Meacham would not disagree, of course. When it comes to religion, America is getting more pluralistic. Duh. Yet religious faith remains one of the most powerful forces in American life, especially if you factor in the actions of people who are primarily defining their lives in terms of heated opposition to religion. Duh.

Here's another crucial point at the end of the WSJ offering about religion and the marketplace:

Looked at from a celestial perspective, the American model of religion, far from retreating, is going global. Pastorpreneurs are taking their message around the world. In Latin America, Pentecostalism has disrupted the Catholic Church's monopoly. Already five of the world's 10 biggest churches are in South Korea: Yoido Full Gospel Church, which has 800,000 members, is a rival in terms of organization for anything Messrs. Warren and Hybels can offer. China is the latest great convert. There are probably close to 100 million Christians in China, most of them following a very individualistic American-style faith. Already more people attend church each Sunday than are members of the Communist Party. China will soon be the world's biggest Christian country and also possibly its biggest Muslim one.

The Christian right has certainly stirred up an angry reaction to its attempt to marry religion to political power. But it would be a mistake to regard this reaction as evidence that America is losing its religion.

The global point is crucial. Ask the Anglicans. Meanwhile, speaking of Episcopalians, did Meacham say anything about American losing its religion, in any major statistical sense of that word? Not really.

Primarily, he was saying that the bad guys -- religious traditionalists and those who now avoid nonNewsweek -- are losing some clout and, in fact, there is some evidence of that, which will be no surprise to anyone who has ever read a word that evangelical pollster George Barna has been saying for a decade or two. You can see the same trend in GetReligion posts on the struggle to define the word "evangelical."

Meacham's other point is that the number of people who say -- to one degree or another -- that they are secular or nonreligious is on the rise. This is true, too.

Books Winfrey TolleThe actual story here is that America now has two strongly motivated religious armies, each making up about 20 percent of the population -- with religious traditionalists on one side and an emerging coalition of secularists and religious liberals on the other. What holds this second group together? I still think the guys at City University of New York are close to the mark when they call them the "anti-fundamentalist voters."

Meanwhile, the middle is what I call OprahAmerica, a great mass of people defined by a vague quilt of beliefs and emotions. If you want to understand this vague center, then by all means read the work of sociologist James Davison Hunter of the University of Virginia -- especially one of his least read works, "The Death of Character."

Or start with the Atlantic Monthly classic defining "The Twelve Tribes of American Politics," by the omnipresent pollster John C. Green and Beliefnet.com czar Steven Waldman. The actual name of the original piece is "Tribal Relations: How Americans really sort out on cultural and religious issues -- and what it means for our politics." Then you can click here to follow how Green and Waldman have continued to apply their typology to new data.

So is "Christian America" dying? Better question: Did it ever exist, in terms of practice, let alone politics?

Is the power of traditional forms of religious faith fading in American public life? Good question. It does appear that Iraq and the charismatic rise of President Barack Obama has cut into that coalition's numbers and, thus, threatened its ability to fight the coalition on the left in the most important arena in American life -- the courts.

Is America getting less religious? Better question: Is American religion getting more and more vague, personal and private, while remaining remarkably alive in comparison with, oh, Europe? Even better question: Is this trend leading America in the direction of Europe, or are there cultural differences -- think the vitality of non-state-endorsed religion -- that would prevent this from happening?

Final questions: Should people who care about religion news take vows to avoid reading national magazine cover stories in the final weeks before Christmas and Easter?

# # # # #

→ **Assigned task 1**
Please decide whether each statement agrees with the commentary on American religion, answering yes or no and quoting the deciding words: (a) Yoido Full Gospel Church has 800,000 members. (b) Each of the two religious armies makes up about 40 percent of the population. (c) Meacham says the number of people calling themselves secular or nonreligious is falling.
→ **Assigned task 2**
In the commentary on American religion, what name does the writer give to the middle group between the two religious armies?

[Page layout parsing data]
# # # # #

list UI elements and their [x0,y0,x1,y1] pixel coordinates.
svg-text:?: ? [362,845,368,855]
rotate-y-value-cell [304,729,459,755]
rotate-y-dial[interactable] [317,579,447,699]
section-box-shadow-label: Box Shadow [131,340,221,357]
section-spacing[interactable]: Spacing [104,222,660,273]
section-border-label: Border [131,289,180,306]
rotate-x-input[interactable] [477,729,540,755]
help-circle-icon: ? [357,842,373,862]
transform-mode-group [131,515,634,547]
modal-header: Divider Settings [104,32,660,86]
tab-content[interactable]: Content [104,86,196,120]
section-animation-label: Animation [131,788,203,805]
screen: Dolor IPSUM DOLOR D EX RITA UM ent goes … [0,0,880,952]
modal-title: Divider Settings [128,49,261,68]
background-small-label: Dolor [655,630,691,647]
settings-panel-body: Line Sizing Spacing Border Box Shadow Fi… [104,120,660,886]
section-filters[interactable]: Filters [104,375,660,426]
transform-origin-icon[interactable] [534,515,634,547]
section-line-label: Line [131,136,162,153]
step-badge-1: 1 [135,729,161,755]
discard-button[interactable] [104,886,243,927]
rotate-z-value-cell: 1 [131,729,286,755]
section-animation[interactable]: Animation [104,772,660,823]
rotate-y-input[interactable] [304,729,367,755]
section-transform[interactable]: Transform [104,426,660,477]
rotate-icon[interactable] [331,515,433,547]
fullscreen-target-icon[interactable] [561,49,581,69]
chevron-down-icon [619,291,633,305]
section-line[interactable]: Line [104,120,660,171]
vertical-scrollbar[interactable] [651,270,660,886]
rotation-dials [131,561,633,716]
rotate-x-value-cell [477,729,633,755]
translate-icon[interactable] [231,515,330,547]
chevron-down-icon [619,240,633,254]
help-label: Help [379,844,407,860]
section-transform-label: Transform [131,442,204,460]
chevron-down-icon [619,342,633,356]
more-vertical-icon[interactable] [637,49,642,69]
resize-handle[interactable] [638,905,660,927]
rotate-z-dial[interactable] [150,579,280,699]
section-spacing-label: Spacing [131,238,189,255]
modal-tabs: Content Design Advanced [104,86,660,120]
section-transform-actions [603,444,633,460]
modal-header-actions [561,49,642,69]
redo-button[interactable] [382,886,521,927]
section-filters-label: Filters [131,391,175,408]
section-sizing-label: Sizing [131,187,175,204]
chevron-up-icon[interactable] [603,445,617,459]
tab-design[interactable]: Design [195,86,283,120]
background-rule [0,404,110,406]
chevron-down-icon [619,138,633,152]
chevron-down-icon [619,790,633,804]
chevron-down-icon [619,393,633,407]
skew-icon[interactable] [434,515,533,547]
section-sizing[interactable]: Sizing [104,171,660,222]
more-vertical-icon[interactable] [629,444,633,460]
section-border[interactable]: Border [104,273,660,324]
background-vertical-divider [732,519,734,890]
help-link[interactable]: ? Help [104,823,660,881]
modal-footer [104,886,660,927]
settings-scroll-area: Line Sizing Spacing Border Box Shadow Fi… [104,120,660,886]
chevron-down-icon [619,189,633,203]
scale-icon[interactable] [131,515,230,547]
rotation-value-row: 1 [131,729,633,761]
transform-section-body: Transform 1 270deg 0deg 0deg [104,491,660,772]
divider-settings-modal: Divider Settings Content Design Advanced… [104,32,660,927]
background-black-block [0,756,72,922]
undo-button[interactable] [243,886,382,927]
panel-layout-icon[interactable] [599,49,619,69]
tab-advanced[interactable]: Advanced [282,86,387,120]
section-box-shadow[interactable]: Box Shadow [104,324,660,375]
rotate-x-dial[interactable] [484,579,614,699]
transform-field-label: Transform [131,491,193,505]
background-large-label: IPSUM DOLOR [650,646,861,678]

# # # # #

→ **Response area 1**
(a) Yes: "Yoido Full Gospel Church, which has 800,000 members"
(b) No: "each making up about 20 percent of the population"
(c) No: "the number of people who say -- to one degree or another -- that they are secular or nonreligious is on the rise"

→ **Response area 2**
OprahAmerica